= PROMPT =
For the data below, count the lines that have the string "Müggel" and state that number by itself.

[Dataset records]
::::::::::
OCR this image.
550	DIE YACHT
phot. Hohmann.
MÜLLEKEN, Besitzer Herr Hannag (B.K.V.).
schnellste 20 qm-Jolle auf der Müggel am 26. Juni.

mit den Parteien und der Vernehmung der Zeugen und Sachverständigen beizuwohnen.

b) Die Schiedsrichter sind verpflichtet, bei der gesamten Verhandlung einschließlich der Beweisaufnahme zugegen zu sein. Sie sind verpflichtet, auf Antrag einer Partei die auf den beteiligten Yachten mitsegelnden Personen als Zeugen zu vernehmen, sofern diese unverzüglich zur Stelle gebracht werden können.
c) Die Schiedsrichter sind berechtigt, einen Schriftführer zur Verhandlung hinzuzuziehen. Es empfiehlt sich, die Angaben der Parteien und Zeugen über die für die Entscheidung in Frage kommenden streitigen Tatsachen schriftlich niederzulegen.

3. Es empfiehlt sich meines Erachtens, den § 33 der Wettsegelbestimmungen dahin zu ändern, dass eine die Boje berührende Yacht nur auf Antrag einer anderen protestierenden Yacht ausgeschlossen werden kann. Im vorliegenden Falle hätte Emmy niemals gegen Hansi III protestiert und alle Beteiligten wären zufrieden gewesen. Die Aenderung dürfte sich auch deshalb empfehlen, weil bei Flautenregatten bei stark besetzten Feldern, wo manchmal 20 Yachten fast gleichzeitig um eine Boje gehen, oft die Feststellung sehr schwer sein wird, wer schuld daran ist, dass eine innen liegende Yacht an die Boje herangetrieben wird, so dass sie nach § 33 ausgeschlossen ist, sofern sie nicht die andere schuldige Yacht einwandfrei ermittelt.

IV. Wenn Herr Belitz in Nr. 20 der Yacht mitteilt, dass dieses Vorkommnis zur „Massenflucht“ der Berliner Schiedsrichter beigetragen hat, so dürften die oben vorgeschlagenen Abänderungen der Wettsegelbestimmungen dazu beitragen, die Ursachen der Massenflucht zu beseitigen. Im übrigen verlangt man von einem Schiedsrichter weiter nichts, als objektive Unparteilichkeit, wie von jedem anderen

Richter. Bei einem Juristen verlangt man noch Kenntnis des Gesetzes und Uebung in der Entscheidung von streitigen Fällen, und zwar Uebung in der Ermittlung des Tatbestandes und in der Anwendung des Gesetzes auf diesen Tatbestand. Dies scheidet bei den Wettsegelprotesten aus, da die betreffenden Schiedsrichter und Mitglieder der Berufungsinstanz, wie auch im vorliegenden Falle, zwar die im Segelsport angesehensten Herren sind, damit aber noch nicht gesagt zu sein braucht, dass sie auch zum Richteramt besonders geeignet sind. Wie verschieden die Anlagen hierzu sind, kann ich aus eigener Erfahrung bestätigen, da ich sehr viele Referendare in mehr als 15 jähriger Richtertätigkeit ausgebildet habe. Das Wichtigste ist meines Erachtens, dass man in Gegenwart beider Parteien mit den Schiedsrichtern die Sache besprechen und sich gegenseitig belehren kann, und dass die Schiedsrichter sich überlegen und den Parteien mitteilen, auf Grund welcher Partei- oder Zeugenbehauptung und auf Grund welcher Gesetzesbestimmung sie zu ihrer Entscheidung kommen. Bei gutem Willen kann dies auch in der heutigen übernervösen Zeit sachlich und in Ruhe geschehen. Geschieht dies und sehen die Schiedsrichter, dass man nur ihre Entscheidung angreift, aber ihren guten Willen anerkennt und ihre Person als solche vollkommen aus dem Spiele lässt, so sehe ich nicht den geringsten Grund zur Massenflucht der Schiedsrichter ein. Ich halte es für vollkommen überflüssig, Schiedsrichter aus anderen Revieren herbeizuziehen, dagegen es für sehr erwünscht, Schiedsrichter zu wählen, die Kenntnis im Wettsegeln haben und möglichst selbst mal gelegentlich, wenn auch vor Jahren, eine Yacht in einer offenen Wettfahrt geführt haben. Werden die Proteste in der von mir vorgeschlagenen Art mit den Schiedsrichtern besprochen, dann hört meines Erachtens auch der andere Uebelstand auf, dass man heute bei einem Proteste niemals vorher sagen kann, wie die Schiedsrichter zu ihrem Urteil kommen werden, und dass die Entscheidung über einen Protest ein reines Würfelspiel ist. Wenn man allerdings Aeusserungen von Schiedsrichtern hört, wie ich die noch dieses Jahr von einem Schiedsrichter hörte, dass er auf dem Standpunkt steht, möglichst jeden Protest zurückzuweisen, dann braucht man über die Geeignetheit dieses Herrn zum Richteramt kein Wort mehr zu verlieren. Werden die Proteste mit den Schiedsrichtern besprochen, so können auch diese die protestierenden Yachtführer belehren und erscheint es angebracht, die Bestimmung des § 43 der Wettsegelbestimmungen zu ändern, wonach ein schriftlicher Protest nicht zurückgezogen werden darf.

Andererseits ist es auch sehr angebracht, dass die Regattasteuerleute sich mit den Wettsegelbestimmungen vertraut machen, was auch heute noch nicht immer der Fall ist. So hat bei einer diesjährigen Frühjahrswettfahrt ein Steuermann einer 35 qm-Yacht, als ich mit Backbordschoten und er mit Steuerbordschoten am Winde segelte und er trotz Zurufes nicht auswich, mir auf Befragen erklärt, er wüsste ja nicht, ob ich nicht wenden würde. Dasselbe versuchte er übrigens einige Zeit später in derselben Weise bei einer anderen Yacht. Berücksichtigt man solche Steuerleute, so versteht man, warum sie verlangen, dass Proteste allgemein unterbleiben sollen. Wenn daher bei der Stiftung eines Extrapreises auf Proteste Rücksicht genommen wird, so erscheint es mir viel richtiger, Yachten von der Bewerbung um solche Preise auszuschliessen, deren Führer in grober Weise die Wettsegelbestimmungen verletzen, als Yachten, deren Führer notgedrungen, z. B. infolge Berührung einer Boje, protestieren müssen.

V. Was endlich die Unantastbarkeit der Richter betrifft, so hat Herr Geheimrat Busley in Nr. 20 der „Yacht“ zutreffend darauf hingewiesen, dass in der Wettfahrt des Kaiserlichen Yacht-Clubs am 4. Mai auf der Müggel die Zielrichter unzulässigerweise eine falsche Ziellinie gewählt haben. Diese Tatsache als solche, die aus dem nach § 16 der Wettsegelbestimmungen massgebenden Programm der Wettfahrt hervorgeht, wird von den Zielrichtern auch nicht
::::::::::
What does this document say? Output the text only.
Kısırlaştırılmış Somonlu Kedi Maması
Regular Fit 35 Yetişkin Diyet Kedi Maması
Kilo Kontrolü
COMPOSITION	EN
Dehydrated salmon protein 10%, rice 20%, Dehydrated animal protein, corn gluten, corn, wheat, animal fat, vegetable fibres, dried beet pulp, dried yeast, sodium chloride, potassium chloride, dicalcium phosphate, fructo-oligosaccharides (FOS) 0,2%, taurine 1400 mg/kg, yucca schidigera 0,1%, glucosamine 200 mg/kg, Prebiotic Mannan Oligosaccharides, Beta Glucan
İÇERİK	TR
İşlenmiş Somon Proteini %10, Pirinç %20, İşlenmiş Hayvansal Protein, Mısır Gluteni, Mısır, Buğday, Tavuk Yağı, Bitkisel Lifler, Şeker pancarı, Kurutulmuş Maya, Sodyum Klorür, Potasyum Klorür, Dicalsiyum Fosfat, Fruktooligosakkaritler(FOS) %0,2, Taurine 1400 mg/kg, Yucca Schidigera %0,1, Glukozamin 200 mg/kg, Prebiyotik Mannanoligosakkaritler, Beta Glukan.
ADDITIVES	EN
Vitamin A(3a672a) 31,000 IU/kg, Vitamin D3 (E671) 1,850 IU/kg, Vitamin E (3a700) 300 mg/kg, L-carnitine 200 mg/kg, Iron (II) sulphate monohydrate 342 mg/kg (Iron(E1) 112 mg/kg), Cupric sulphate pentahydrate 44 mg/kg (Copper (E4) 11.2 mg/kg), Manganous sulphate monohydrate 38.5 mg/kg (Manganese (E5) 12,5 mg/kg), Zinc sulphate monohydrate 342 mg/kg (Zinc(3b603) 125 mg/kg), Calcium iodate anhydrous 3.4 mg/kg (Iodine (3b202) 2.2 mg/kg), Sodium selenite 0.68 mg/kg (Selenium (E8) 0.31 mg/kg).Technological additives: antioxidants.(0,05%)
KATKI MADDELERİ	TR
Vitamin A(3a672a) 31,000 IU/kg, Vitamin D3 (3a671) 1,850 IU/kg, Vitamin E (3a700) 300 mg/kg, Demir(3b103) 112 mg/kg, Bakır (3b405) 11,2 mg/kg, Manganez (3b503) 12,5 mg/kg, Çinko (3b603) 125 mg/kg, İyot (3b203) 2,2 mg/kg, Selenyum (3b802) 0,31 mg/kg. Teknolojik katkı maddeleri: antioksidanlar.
::::::::::
= RESULT =
2